__What this task involves__:
Your answer should be a single number: the count of lines that hold the word "BINANCE".

__Dataset rows__:
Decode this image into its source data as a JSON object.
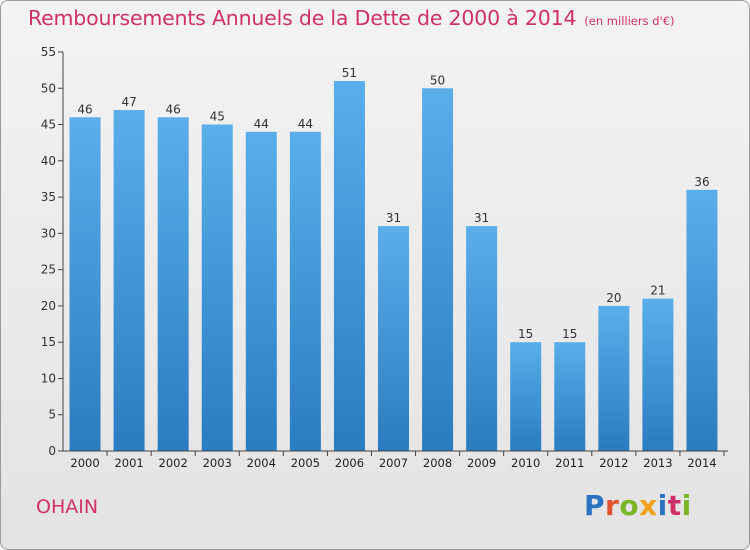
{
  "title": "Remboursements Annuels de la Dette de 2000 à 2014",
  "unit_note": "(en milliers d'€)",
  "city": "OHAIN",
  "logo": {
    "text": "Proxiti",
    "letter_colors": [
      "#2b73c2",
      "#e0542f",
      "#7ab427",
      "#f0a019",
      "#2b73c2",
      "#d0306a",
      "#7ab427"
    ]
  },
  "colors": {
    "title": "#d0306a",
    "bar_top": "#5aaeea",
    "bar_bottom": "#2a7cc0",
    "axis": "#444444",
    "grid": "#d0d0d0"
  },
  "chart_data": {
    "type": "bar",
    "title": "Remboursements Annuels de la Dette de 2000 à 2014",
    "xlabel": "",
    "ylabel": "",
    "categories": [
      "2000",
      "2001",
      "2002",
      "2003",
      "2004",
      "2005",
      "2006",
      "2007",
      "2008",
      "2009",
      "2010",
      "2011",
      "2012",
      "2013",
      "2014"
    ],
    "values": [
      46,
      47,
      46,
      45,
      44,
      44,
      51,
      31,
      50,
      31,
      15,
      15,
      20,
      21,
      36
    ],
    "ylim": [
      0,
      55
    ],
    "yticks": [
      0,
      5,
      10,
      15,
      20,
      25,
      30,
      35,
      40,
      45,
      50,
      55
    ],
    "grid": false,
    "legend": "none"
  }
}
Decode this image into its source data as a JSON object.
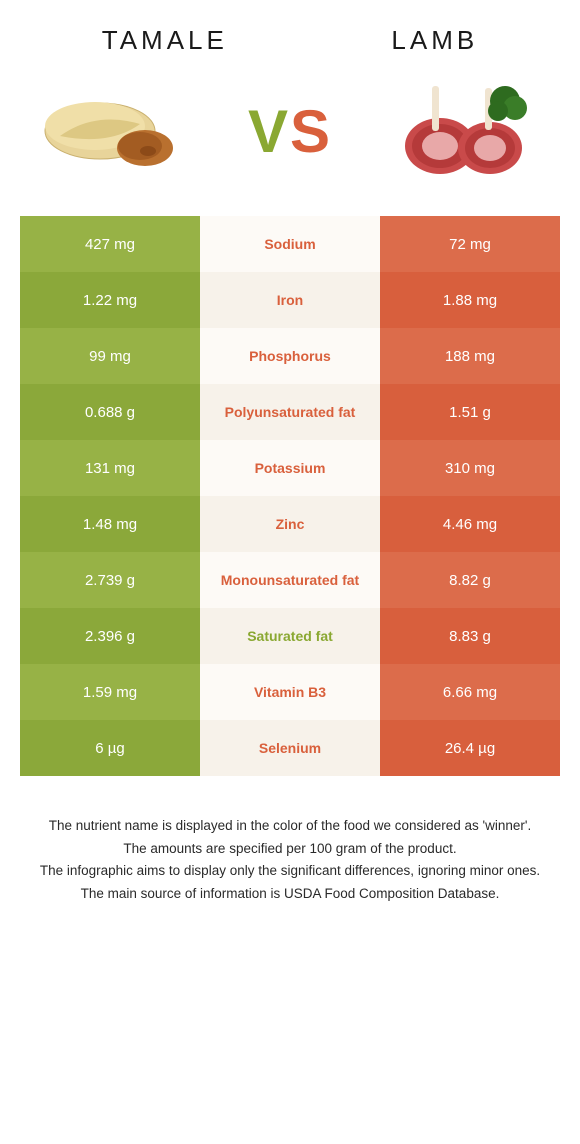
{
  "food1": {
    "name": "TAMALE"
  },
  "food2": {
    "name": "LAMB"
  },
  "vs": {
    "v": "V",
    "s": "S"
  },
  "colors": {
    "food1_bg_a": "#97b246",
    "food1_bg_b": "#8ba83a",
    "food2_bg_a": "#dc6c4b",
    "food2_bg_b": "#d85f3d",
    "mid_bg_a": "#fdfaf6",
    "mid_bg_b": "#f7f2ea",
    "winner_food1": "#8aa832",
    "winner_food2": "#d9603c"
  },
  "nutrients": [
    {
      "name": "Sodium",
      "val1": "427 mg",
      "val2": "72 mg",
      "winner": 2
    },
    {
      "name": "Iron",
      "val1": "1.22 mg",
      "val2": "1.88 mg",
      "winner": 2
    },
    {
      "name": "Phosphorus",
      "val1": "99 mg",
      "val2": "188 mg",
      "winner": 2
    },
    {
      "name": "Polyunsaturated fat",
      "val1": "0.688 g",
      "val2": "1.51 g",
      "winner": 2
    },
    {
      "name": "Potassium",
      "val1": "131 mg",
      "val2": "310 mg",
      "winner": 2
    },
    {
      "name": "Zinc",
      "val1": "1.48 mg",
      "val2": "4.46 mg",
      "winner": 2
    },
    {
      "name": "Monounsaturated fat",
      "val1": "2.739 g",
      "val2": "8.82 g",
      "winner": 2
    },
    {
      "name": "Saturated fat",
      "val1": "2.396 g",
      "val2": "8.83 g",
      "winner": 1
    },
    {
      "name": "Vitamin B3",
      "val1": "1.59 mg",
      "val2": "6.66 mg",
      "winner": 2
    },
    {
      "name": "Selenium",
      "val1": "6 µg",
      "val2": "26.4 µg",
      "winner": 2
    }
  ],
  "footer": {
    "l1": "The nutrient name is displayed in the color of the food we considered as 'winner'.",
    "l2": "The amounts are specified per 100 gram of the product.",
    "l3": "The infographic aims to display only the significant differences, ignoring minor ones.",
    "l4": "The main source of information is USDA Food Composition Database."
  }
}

--

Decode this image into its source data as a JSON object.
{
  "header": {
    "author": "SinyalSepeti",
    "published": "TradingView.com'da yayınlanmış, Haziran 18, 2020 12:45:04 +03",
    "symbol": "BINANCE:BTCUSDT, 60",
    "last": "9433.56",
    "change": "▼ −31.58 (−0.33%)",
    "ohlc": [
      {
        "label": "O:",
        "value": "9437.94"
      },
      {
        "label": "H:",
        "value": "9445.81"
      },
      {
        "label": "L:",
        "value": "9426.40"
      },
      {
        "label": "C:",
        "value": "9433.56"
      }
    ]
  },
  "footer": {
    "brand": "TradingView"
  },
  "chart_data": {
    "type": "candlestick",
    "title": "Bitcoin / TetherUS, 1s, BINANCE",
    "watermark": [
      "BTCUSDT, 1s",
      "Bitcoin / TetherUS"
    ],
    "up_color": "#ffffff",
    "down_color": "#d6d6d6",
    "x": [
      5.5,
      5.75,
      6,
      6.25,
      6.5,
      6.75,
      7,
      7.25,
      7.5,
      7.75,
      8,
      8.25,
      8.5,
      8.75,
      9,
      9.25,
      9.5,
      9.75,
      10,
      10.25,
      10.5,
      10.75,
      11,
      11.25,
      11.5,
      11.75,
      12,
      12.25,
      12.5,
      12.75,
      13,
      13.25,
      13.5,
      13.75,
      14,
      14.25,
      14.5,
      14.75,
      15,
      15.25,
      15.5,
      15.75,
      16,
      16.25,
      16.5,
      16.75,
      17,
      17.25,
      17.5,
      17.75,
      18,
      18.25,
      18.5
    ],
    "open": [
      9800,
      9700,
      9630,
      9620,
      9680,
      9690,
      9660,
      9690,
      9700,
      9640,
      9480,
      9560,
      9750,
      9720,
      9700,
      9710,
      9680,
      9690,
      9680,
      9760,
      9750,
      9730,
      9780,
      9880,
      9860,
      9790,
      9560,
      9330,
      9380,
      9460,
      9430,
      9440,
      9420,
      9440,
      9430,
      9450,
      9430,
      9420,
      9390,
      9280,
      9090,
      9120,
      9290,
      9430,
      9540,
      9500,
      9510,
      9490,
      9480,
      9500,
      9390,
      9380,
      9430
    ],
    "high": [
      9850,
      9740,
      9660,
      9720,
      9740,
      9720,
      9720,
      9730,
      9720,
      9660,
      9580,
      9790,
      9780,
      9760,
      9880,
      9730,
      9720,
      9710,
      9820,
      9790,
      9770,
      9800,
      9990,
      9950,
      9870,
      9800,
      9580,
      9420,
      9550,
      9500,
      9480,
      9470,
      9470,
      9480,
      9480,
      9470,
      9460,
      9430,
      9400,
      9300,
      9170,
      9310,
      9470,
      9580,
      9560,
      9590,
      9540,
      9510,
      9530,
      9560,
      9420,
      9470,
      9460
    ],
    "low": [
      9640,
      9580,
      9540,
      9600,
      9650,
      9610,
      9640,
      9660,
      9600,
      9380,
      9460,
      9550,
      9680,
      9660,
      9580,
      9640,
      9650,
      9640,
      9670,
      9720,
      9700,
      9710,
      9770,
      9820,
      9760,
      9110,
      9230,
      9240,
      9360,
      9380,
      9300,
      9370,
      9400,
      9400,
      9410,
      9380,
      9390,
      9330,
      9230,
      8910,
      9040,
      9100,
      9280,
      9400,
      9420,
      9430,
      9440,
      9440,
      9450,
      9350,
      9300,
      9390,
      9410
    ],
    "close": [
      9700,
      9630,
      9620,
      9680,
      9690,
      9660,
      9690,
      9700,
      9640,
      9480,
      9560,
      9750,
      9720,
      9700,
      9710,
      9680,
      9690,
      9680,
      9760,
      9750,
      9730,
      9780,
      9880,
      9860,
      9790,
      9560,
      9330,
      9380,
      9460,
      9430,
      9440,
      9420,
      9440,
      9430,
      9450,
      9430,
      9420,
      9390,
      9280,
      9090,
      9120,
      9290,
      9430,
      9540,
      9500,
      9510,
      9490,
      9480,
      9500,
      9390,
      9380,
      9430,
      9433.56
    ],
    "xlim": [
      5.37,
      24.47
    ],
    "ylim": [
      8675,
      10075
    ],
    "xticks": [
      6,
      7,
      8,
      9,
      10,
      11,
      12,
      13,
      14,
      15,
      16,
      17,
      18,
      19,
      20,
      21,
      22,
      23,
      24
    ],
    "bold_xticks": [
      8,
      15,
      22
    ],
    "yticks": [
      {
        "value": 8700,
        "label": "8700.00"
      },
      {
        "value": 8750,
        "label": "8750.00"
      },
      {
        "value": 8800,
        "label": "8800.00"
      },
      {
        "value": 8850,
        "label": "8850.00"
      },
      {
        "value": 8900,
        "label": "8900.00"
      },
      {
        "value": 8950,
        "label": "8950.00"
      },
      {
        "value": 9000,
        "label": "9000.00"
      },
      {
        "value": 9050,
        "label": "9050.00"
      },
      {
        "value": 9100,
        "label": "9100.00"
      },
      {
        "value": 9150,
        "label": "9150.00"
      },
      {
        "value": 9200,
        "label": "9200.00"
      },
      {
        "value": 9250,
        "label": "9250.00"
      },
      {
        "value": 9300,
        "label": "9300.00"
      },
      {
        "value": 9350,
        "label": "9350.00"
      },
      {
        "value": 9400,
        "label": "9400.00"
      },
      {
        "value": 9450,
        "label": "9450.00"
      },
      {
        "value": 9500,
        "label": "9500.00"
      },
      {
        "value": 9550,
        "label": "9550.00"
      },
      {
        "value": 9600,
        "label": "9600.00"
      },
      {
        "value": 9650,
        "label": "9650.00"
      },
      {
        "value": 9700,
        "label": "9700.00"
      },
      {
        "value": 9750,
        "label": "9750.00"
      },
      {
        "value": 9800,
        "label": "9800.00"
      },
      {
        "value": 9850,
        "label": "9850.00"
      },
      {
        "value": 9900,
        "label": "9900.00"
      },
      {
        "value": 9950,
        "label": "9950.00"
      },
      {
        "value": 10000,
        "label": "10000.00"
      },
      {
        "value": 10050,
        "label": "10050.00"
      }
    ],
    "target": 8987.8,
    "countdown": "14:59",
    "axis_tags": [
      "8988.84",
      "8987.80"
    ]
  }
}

__Solution for this task__:
2